◆ DATASET EXCERPTS:
⟨
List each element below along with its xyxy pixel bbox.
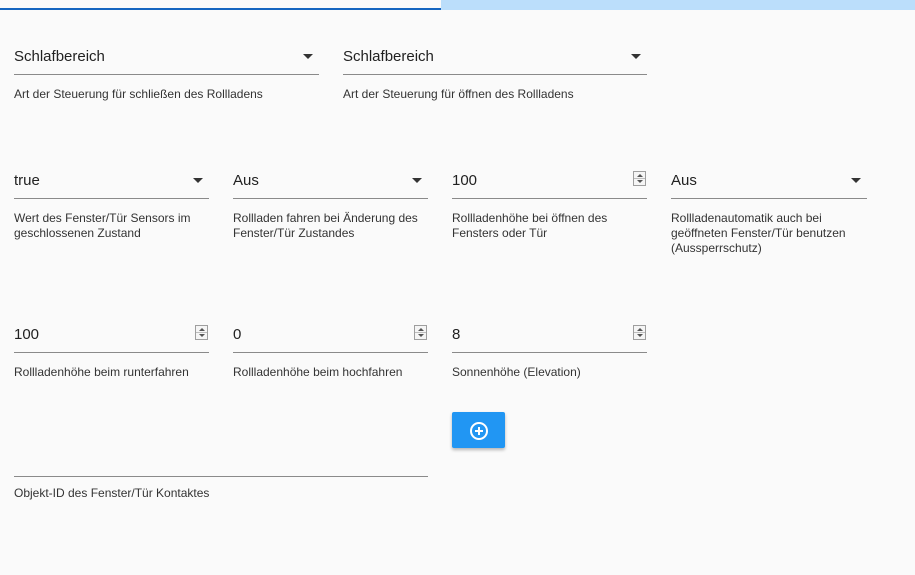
height-window-open-input[interactable]: 100 bbox=[452, 164, 647, 199]
height-up-label: Rollladenhöhe beim hochfahren bbox=[233, 365, 403, 379]
add-button[interactable] bbox=[452, 412, 505, 448]
close-control-label: Art der Steuerung für schließen des Roll… bbox=[14, 87, 263, 101]
height-down-input[interactable]: 100 bbox=[14, 318, 209, 353]
number-stepper-icon[interactable] bbox=[414, 325, 427, 340]
height-down-label: Rollladenhöhe beim runterfahren bbox=[14, 365, 189, 379]
chevron-down-icon[interactable] bbox=[303, 54, 313, 59]
open-control-select[interactable]: Schlafbereich bbox=[343, 40, 647, 75]
height-down-value: 100 bbox=[14, 326, 40, 343]
close-control-select[interactable]: Schlafbereich bbox=[14, 40, 319, 75]
sun-elevation-input[interactable]: 8 bbox=[452, 318, 647, 353]
height-window-open-value: 100 bbox=[452, 172, 478, 189]
sensor-closed-value-value: true bbox=[14, 172, 40, 189]
sun-elevation-label: Sonnenhöhe (Elevation) bbox=[452, 365, 581, 379]
move-on-change-label: Rollladen fahren bei Änderung des Fenste… bbox=[233, 211, 418, 240]
add-circle-icon bbox=[470, 422, 488, 440]
chevron-down-icon[interactable] bbox=[193, 178, 203, 183]
height-up-value: 0 bbox=[233, 326, 242, 343]
move-on-change-select[interactable]: Aus bbox=[233, 164, 428, 199]
lockout-protection-value: Aus bbox=[671, 172, 697, 189]
number-stepper-icon[interactable] bbox=[633, 171, 646, 186]
open-control-value: Schlafbereich bbox=[343, 48, 434, 65]
object-id-input[interactable] bbox=[14, 442, 428, 477]
number-stepper-icon[interactable] bbox=[633, 325, 646, 340]
lockout-protection-label: Rollladenautomatik auch bei geöffneten F… bbox=[671, 211, 846, 255]
move-on-change-value: Aus bbox=[233, 172, 259, 189]
open-control-label: Art der Steuerung für öffnen des Rolllad… bbox=[343, 87, 574, 101]
height-window-open-label: Rollladenhöhe bei öffnen des Fensters od… bbox=[452, 211, 608, 240]
object-id-label: Objekt-ID des Fenster/Tür Kontaktes bbox=[14, 486, 210, 500]
number-stepper-icon[interactable] bbox=[195, 325, 208, 340]
sensor-closed-value-select[interactable]: true bbox=[14, 164, 209, 199]
sensor-closed-value-label: Wert des Fenster/Tür Sensors im geschlos… bbox=[14, 211, 191, 240]
tab-bar bbox=[0, 0, 915, 10]
chevron-down-icon[interactable] bbox=[412, 178, 422, 183]
height-up-input[interactable]: 0 bbox=[233, 318, 428, 353]
close-control-value: Schlafbereich bbox=[14, 48, 105, 65]
sun-elevation-value: 8 bbox=[452, 326, 461, 343]
chevron-down-icon[interactable] bbox=[851, 178, 861, 183]
lockout-protection-select[interactable]: Aus bbox=[671, 164, 867, 199]
tab-active[interactable] bbox=[0, 0, 441, 8]
tab-active-indicator bbox=[0, 8, 441, 10]
chevron-down-icon[interactable] bbox=[631, 54, 641, 59]
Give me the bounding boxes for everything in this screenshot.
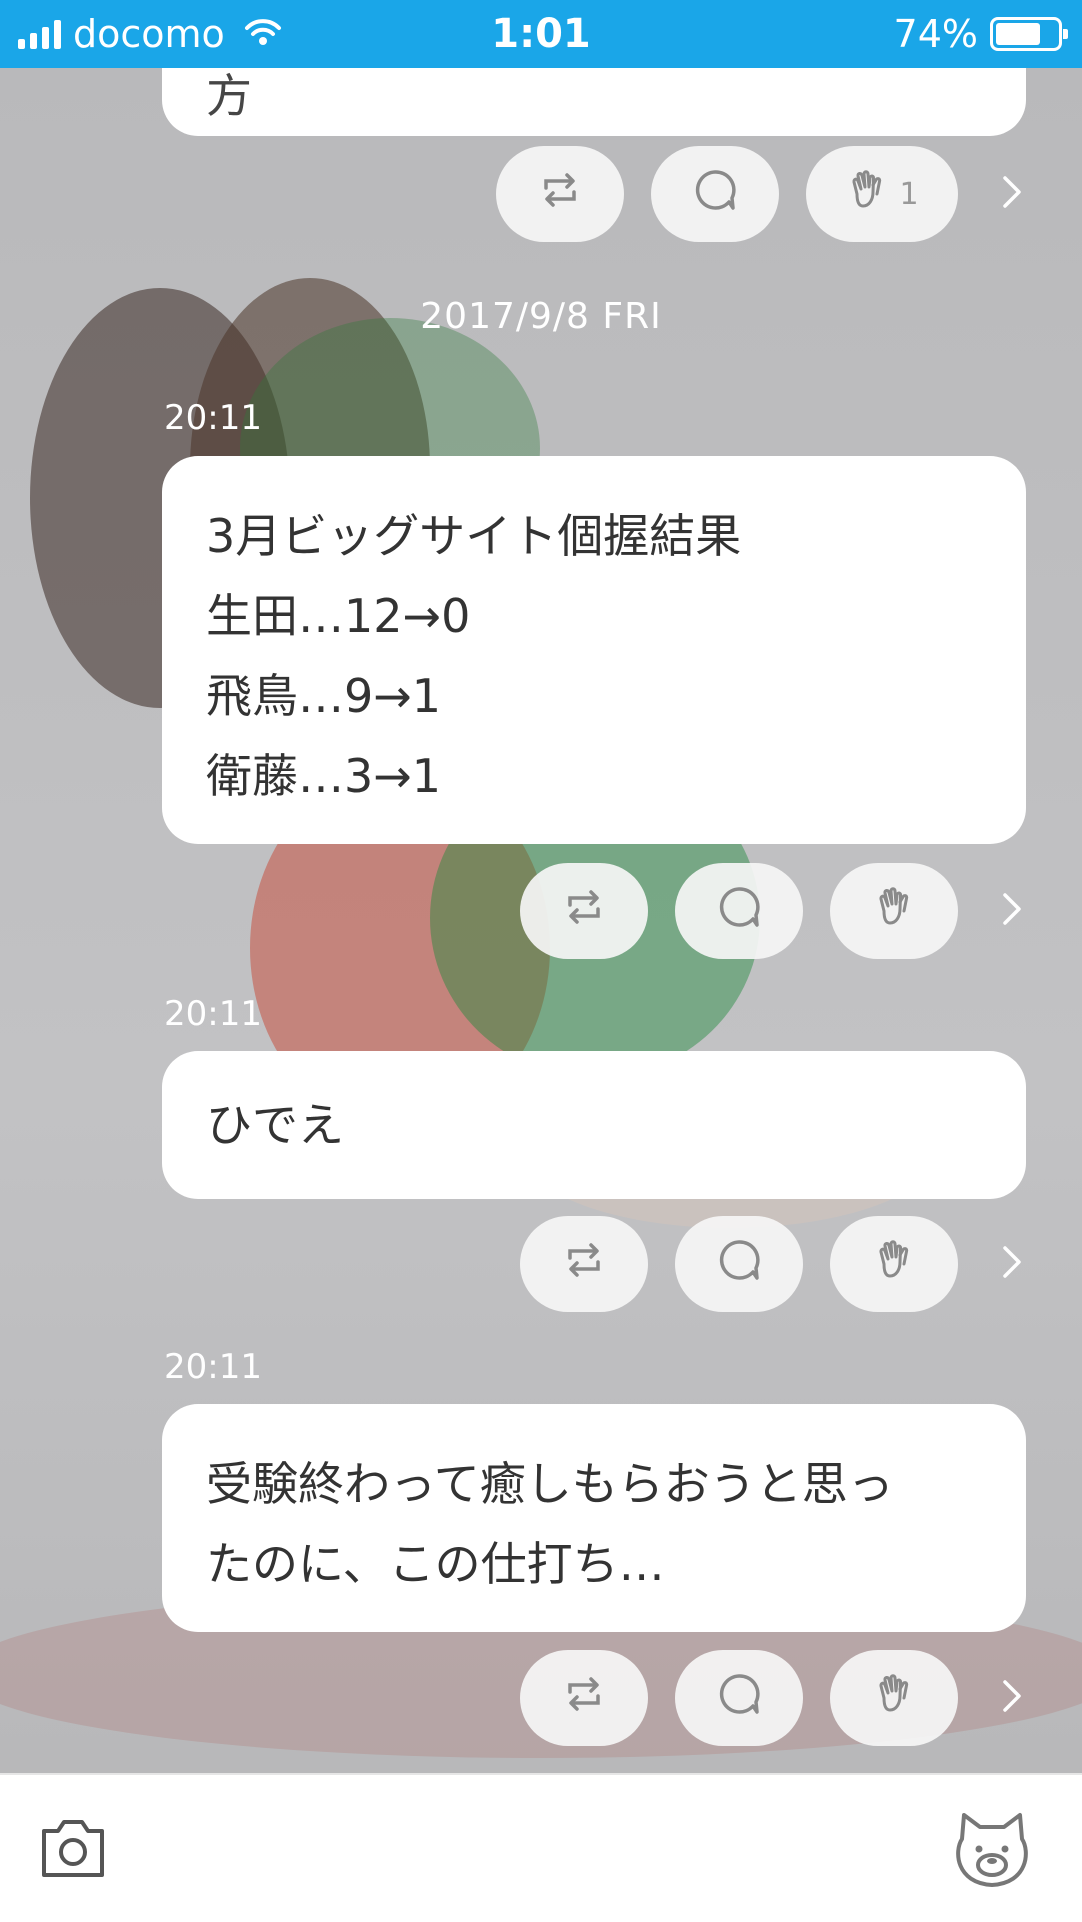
repost-icon bbox=[562, 1240, 606, 1288]
comment-icon bbox=[716, 1237, 762, 1291]
applause-button[interactable] bbox=[830, 1650, 958, 1746]
status-right: 74% bbox=[893, 0, 1068, 68]
post-bubble[interactable]: 方 bbox=[162, 68, 1026, 136]
post-time: 20:11 bbox=[164, 994, 262, 1034]
chevron-right-icon bbox=[1001, 1244, 1023, 1284]
applause-button[interactable] bbox=[830, 1216, 958, 1312]
post-text-line: たのに、この仕打ち… bbox=[206, 1537, 665, 1591]
timeline-feed[interactable]: 方 1 2017/9/8 FRI 20:11 3月ビッグサイト個握結果 生田…1… bbox=[0, 68, 1082, 1773]
bottom-toolbar bbox=[0, 1773, 1082, 1922]
more-button[interactable] bbox=[992, 146, 1032, 242]
post-text-line: 方 bbox=[206, 69, 252, 123]
repost-icon bbox=[562, 887, 606, 935]
post-bubble[interactable]: ひでえ bbox=[162, 1051, 1026, 1199]
bear-icon bbox=[950, 1813, 1034, 1895]
status-bar: docomo 1:01 74% bbox=[0, 0, 1082, 68]
repost-icon bbox=[538, 170, 582, 218]
more-button[interactable] bbox=[992, 1650, 1032, 1746]
post-time: 20:11 bbox=[164, 398, 262, 438]
post-time: 20:11 bbox=[164, 1347, 262, 1387]
camera-button[interactable] bbox=[38, 1815, 108, 1885]
date-header: 2017/9/8 FRI bbox=[420, 296, 662, 337]
post-bubble[interactable]: 受験終わって癒しもらおうと思っ たのに、この仕打ち… bbox=[162, 1404, 1026, 1632]
mascot-button[interactable] bbox=[950, 1809, 1034, 1895]
repost-button[interactable] bbox=[520, 863, 648, 959]
post-text-line: 生田…12→0 bbox=[206, 589, 471, 643]
camera-icon bbox=[38, 1820, 108, 1885]
repost-icon bbox=[562, 1674, 606, 1722]
applause-icon bbox=[872, 1672, 916, 1724]
post-actions: 1 bbox=[0, 146, 1082, 242]
comment-button[interactable] bbox=[651, 146, 779, 242]
chevron-right-icon bbox=[1001, 174, 1023, 214]
chevron-right-icon bbox=[1001, 891, 1023, 931]
post-text-line: ひでえ bbox=[206, 1098, 344, 1152]
more-button[interactable] bbox=[992, 1216, 1032, 1312]
comment-button[interactable] bbox=[675, 1216, 803, 1312]
repost-button[interactable] bbox=[520, 1216, 648, 1312]
battery-fill bbox=[996, 23, 1040, 45]
repost-button[interactable] bbox=[520, 1650, 648, 1746]
applause-count: 1 bbox=[899, 176, 919, 212]
applause-icon bbox=[845, 168, 889, 220]
post-actions bbox=[0, 1216, 1082, 1312]
battery-percent: 74% bbox=[893, 12, 978, 56]
post-bubble[interactable]: 3月ビッグサイト個握結果 生田…12→0 飛鳥…9→1 衛藤…3→1 bbox=[162, 456, 1026, 844]
chevron-right-icon bbox=[1001, 1678, 1023, 1718]
repost-button[interactable] bbox=[496, 146, 624, 242]
post-text-line: 飛鳥…9→1 bbox=[206, 669, 442, 723]
applause-icon bbox=[872, 885, 916, 937]
post-text-line: 衛藤…3→1 bbox=[206, 749, 442, 803]
post-actions bbox=[0, 863, 1082, 959]
comment-icon bbox=[716, 884, 762, 938]
comment-icon bbox=[716, 1671, 762, 1725]
post-actions bbox=[0, 1650, 1082, 1746]
battery-icon bbox=[990, 17, 1068, 51]
post-text-line: 受験終わって癒しもらおうと思っ bbox=[206, 1457, 894, 1511]
post-text-line: 3月ビッグサイト個握結果 bbox=[206, 509, 742, 563]
applause-icon bbox=[872, 1238, 916, 1290]
applause-button[interactable]: 1 bbox=[806, 146, 958, 242]
more-button[interactable] bbox=[992, 863, 1032, 959]
comment-button[interactable] bbox=[675, 1650, 803, 1746]
comment-icon bbox=[692, 167, 738, 221]
comment-button[interactable] bbox=[675, 863, 803, 959]
applause-button[interactable] bbox=[830, 863, 958, 959]
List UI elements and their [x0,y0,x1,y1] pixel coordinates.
⟩
◆ EXERCISE:
Copy the lines in the items above verbatim, from the line containing "repost-icon bbox=[562, 1240, 606, 1288]" through the line containing "applause-button[interactable] bbox=[830, 1216, 958, 1312]", including both of those lines.

◆ EXERCISE OUTPUT:
repost-icon bbox=[562, 1240, 606, 1288]
comment-icon bbox=[716, 1237, 762, 1291]
applause-button[interactable] bbox=[830, 1650, 958, 1746]
status-right: 74% bbox=[893, 0, 1068, 68]
post-bubble[interactable]: 方 bbox=[162, 68, 1026, 136]
post-time: 20:11 bbox=[164, 994, 262, 1034]
chevron-right-icon bbox=[1001, 1244, 1023, 1284]
applause-button[interactable] bbox=[830, 1216, 958, 1312]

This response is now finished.